Written problem: Give the count of lines in the data that include the string "type", with no added remarks.

### Materials provided ###

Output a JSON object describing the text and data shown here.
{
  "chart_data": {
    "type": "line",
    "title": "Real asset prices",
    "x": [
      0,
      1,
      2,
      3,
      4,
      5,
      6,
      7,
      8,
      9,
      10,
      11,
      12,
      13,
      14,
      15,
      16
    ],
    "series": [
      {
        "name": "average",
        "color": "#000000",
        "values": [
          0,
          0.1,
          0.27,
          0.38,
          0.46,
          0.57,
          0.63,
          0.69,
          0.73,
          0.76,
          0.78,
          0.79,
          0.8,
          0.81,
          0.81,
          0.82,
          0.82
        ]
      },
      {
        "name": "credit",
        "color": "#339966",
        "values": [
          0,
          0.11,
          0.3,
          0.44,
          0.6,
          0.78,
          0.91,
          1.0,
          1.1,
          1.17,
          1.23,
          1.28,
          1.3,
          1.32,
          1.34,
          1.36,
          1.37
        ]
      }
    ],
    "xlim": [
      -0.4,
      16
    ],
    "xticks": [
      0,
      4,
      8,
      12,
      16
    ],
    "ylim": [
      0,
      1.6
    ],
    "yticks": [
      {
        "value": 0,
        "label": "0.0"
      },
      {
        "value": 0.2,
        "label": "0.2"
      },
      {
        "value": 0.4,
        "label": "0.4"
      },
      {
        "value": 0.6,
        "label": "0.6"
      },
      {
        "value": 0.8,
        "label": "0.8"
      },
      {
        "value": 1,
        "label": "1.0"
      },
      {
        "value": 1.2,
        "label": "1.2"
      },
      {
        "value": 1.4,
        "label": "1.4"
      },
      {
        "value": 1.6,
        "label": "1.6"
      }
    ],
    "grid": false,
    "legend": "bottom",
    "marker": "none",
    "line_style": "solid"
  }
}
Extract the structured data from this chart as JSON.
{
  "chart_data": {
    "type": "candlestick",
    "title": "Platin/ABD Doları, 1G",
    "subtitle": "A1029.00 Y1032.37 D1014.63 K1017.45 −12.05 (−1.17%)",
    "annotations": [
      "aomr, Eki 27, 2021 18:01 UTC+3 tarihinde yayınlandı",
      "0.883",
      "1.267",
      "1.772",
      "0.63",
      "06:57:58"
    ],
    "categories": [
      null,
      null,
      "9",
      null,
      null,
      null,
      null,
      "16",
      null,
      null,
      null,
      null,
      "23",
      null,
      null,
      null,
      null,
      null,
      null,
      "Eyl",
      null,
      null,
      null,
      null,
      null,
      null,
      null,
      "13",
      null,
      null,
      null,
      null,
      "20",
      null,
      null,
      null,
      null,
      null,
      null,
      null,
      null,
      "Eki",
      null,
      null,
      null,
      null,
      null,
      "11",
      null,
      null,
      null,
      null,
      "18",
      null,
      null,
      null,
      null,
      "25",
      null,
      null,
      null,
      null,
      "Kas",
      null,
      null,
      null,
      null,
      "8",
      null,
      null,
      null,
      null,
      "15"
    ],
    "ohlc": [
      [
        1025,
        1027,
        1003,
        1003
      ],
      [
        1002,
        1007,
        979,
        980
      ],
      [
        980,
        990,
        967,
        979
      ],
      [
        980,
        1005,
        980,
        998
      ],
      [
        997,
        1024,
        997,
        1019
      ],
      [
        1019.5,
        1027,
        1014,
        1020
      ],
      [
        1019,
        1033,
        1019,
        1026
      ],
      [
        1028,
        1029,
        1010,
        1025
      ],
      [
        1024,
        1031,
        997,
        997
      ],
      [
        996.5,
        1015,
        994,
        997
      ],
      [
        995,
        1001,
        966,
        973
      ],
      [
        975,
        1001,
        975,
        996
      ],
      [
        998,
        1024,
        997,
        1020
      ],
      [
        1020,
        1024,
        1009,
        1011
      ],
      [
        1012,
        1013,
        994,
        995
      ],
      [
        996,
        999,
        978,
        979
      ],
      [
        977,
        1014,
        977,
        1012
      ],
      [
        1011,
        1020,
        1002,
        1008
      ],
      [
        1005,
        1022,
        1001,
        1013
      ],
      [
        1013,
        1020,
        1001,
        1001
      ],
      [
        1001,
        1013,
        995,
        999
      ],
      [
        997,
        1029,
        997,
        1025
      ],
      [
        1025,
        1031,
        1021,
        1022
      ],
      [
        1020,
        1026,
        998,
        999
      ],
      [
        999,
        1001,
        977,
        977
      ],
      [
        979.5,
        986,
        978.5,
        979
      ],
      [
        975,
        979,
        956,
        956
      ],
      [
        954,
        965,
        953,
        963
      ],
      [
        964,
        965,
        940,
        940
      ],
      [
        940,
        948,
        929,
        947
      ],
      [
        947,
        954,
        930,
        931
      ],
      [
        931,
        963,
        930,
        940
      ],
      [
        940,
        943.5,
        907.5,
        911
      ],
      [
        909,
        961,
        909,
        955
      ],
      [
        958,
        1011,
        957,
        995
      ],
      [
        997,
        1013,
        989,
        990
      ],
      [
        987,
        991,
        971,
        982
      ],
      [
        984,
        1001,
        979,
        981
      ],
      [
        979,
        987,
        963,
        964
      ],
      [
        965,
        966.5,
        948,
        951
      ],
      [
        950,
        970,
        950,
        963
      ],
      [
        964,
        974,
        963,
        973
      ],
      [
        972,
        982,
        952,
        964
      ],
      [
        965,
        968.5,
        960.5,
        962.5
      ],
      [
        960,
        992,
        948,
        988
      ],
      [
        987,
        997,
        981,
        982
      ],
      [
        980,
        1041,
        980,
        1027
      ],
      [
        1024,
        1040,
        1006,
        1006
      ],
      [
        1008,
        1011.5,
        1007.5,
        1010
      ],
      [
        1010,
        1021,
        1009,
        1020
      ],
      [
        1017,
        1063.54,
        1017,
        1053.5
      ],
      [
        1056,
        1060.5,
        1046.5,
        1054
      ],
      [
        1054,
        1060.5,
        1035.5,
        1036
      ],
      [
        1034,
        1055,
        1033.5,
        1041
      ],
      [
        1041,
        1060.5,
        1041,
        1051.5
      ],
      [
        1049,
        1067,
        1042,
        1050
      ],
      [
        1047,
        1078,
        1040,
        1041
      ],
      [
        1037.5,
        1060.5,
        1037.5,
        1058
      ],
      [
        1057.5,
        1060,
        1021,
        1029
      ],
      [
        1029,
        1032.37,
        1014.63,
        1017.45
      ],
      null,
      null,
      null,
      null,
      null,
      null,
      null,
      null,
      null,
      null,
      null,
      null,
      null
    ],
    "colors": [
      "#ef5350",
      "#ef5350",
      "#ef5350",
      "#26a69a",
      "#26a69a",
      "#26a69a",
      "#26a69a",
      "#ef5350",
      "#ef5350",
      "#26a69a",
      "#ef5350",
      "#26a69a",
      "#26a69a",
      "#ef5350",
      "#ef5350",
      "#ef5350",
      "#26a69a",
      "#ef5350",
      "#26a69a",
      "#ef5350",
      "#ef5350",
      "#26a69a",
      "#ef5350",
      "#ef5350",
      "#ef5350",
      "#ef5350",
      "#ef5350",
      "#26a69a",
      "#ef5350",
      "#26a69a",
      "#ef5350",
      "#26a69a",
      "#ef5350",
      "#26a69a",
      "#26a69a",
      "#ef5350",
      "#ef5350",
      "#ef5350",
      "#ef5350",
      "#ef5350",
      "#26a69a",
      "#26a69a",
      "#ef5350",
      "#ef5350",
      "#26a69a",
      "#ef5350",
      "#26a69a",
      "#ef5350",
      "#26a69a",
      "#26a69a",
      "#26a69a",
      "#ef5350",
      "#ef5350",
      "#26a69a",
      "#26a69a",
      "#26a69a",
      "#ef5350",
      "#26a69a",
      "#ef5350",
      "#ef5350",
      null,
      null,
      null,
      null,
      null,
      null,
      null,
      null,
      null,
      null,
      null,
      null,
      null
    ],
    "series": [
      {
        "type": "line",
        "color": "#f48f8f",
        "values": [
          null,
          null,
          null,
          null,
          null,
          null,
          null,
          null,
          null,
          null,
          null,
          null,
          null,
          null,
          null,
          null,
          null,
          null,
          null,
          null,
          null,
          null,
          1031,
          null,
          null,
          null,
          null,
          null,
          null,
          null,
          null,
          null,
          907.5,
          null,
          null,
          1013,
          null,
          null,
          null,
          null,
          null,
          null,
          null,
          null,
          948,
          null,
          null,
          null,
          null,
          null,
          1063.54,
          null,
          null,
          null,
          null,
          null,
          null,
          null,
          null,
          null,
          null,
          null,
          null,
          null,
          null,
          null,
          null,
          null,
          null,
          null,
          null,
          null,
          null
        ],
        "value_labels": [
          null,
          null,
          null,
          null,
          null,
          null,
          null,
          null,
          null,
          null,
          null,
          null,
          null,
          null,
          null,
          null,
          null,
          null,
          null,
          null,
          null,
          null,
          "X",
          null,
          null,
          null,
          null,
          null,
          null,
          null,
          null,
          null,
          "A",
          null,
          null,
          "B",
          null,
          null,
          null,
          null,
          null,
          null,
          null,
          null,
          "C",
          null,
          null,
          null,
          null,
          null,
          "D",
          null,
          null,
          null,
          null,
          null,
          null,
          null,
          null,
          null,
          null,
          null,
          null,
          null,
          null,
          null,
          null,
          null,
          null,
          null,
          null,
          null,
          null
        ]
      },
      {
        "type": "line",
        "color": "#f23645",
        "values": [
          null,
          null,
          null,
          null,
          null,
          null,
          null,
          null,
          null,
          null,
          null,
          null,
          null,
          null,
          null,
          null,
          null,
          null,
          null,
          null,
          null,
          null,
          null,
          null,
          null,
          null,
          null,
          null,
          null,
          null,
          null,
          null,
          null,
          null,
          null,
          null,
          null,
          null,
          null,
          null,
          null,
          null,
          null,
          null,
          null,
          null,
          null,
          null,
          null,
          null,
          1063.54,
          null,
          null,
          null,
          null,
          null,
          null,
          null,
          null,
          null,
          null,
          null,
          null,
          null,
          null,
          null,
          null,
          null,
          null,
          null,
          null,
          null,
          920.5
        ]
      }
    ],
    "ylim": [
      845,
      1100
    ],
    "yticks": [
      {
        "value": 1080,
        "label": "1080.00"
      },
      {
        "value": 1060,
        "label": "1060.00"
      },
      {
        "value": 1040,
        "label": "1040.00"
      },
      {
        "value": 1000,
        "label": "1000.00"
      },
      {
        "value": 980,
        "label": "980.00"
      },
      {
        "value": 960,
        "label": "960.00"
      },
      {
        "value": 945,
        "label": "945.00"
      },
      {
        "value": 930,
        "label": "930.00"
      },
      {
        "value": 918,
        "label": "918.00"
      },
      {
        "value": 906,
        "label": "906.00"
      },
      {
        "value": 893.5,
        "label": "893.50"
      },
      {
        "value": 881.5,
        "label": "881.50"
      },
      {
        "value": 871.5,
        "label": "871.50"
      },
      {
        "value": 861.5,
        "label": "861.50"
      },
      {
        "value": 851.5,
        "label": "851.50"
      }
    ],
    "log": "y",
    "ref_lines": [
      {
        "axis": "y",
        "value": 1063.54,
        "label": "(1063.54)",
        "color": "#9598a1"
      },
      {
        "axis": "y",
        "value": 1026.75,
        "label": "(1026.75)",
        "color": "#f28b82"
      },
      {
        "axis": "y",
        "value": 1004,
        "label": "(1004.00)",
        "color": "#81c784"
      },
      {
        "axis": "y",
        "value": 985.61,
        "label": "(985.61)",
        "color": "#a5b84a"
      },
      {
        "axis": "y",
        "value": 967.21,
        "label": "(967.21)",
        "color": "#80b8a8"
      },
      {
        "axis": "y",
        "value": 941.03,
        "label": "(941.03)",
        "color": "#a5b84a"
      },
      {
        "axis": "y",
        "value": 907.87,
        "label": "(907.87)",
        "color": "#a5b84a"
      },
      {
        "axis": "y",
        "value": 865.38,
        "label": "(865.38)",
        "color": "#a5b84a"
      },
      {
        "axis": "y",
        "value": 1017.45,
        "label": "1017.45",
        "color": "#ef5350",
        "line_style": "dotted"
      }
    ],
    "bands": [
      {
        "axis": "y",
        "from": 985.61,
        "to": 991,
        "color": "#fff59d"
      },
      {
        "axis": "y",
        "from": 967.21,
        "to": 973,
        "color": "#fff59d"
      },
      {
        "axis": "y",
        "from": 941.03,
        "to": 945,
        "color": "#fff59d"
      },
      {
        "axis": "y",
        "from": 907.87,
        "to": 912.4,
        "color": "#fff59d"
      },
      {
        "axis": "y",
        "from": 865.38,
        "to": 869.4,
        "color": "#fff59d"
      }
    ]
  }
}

###

The solution: 4